::: Data for the task
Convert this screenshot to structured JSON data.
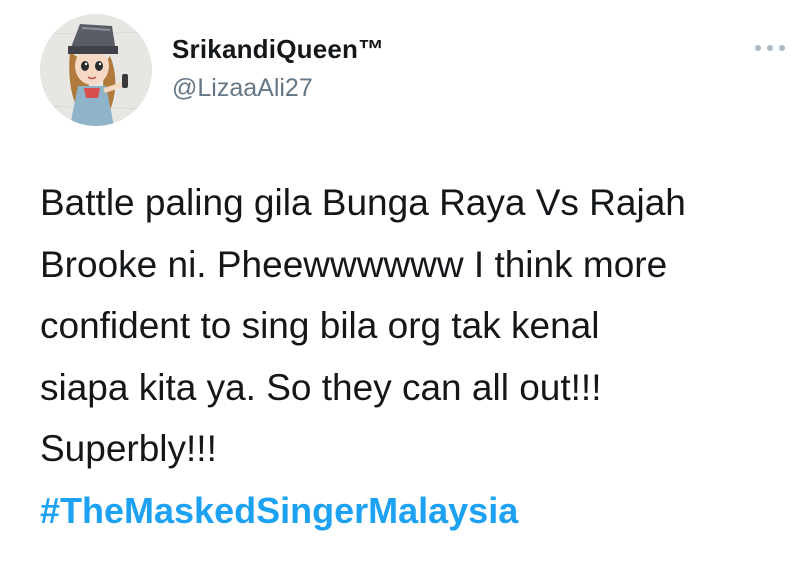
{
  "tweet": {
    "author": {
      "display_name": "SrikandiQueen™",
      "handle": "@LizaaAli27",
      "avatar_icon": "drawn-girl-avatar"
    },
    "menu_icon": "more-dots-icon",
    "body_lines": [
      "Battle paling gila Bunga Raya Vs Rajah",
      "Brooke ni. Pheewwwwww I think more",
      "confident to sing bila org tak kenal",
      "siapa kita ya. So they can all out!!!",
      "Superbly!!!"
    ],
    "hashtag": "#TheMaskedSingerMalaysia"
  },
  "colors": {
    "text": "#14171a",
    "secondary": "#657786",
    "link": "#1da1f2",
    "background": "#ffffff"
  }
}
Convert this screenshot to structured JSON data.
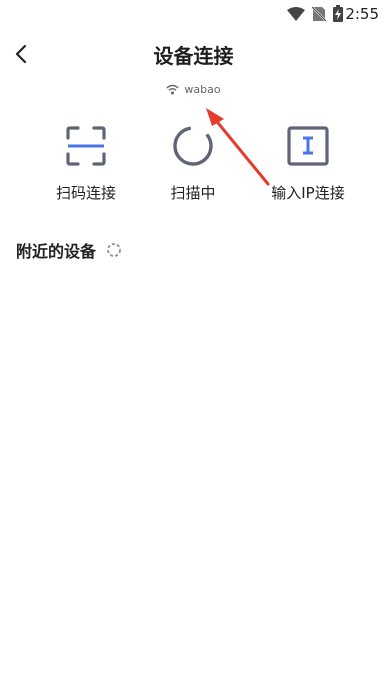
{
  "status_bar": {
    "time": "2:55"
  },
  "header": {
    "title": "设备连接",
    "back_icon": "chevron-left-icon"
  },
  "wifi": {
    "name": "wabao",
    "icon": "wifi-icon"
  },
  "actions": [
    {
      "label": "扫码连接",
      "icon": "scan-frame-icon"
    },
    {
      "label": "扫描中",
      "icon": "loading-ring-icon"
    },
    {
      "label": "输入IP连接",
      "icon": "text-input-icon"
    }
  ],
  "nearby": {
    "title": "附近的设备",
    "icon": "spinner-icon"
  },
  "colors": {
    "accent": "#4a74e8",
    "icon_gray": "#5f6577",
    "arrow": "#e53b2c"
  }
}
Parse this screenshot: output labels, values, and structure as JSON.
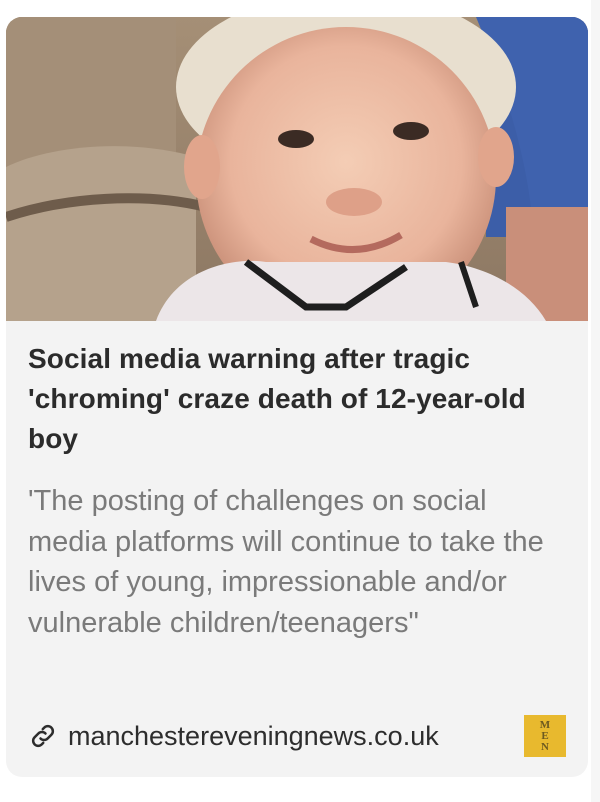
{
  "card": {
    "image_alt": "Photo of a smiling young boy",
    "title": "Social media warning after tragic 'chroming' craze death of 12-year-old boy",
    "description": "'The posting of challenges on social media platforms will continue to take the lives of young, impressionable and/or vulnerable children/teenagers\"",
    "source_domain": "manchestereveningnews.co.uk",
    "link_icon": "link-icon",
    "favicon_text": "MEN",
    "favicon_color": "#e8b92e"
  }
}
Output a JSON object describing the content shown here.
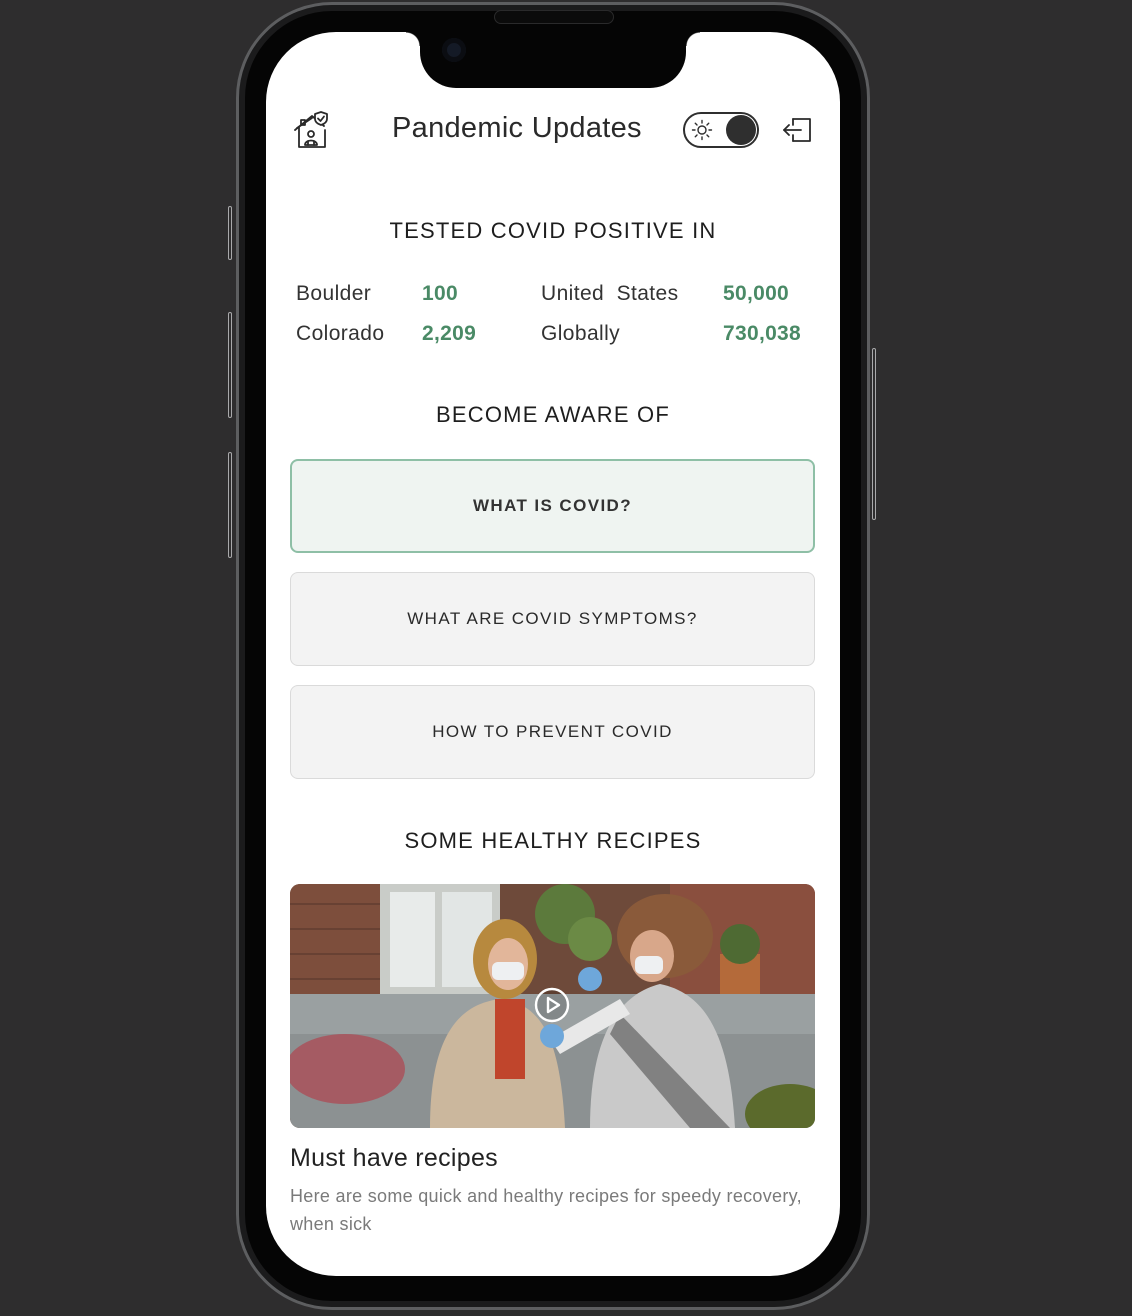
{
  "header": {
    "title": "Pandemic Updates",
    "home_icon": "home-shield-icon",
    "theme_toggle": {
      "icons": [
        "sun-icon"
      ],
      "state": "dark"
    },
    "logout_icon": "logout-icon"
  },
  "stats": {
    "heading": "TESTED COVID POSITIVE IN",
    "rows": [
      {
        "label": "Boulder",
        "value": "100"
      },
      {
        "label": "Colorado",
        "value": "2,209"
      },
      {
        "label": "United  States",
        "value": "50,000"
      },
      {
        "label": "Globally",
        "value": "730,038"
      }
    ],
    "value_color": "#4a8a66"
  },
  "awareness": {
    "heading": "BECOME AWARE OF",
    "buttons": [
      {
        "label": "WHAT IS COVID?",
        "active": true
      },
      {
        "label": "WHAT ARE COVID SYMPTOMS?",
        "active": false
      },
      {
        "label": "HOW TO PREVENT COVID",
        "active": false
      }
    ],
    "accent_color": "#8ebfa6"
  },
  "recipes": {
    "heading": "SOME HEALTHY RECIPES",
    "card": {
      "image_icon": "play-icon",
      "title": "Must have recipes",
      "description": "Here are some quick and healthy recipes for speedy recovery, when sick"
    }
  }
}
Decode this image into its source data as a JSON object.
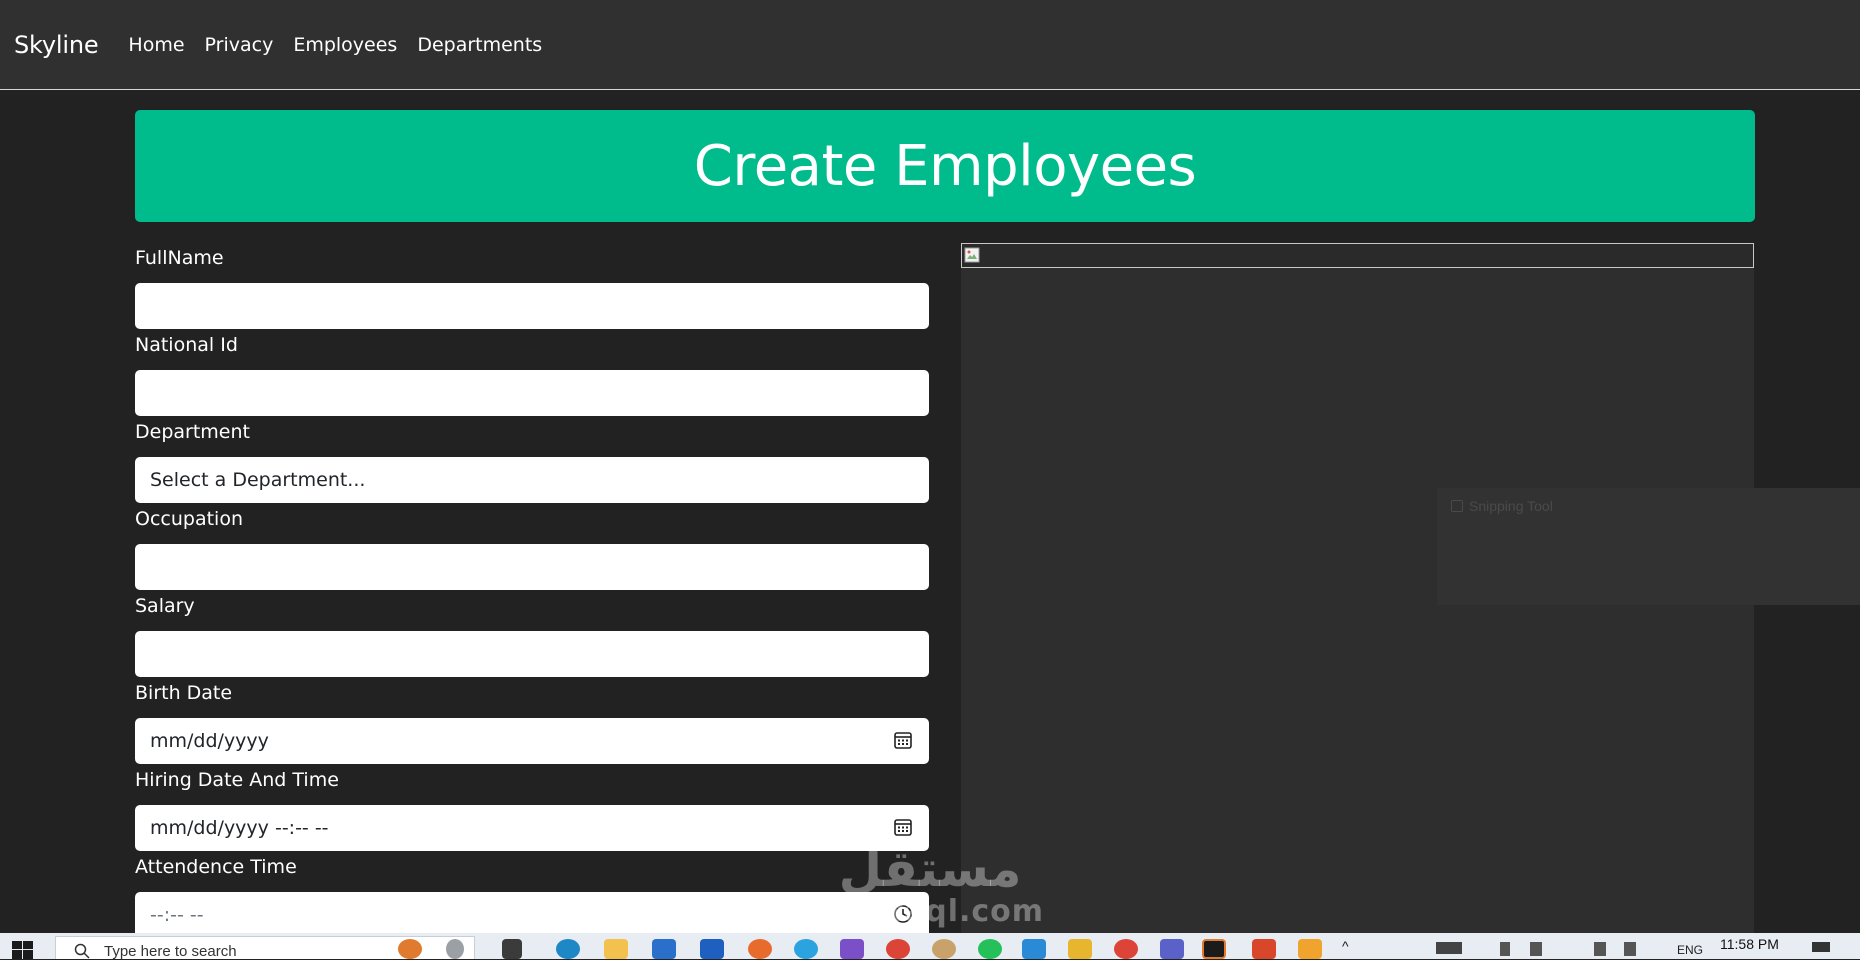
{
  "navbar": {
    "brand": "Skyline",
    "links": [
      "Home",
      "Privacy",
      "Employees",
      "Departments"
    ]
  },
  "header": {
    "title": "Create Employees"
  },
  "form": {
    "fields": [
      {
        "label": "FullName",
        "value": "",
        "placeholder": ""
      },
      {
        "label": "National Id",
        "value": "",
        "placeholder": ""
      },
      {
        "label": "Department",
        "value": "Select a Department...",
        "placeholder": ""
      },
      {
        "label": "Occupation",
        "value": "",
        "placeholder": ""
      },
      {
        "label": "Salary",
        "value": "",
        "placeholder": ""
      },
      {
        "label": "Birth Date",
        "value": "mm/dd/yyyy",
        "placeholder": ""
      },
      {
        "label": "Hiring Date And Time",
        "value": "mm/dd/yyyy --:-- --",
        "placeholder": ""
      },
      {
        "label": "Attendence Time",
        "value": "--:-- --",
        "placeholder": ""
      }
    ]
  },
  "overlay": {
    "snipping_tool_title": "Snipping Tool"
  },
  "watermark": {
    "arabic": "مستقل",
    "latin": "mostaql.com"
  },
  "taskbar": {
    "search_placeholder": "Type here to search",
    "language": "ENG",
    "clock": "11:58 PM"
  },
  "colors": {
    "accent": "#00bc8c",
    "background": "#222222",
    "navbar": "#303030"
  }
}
::::::
- **Goal**
Read the lines above. Gather those in which the string "background" is found.

- **Response to the task**
    "background": "#ffffff"
    "background": "#222222",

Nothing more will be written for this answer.